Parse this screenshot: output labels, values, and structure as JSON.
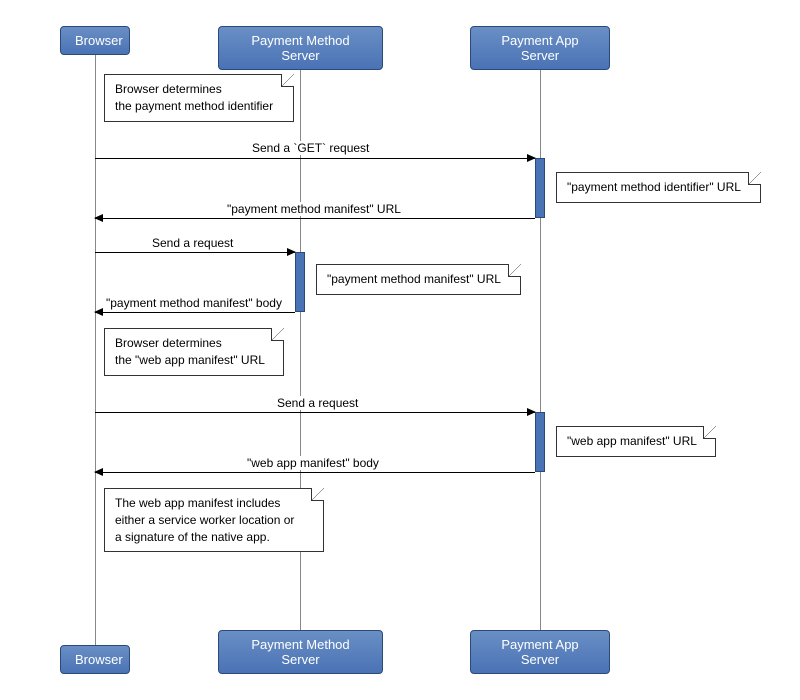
{
  "participants": {
    "browser": "Browser",
    "pms": "Payment Method Server",
    "pas": "Payment App Server"
  },
  "notes": {
    "n1a": "Browser determines",
    "n1b": "the payment method identifier",
    "n2": "\"payment method identifier\" URL",
    "n3": "\"payment method manifest\" URL",
    "n4a": "Browser determines",
    "n4b": "the \"web app manifest\" URL",
    "n5": "\"web app manifest\" URL",
    "n6a": "The web app manifest includes",
    "n6b": "either a service worker location or",
    "n6c": "a signature of the native app."
  },
  "messages": {
    "m1": "Send a `GET` request",
    "m2": "\"payment method manifest\" URL",
    "m3": "Send a request",
    "m4": "\"payment method manifest\" body",
    "m5": "Send a request",
    "m6": "\"web app manifest\" body"
  }
}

****************

TASK DIRECTIONS = From the data above, copy each line that holds "request".

RESULT OF THIS TASK =
    "m1": "Send a `GET` request",
    "m3": "Send a request",
    "m5": "Send a request",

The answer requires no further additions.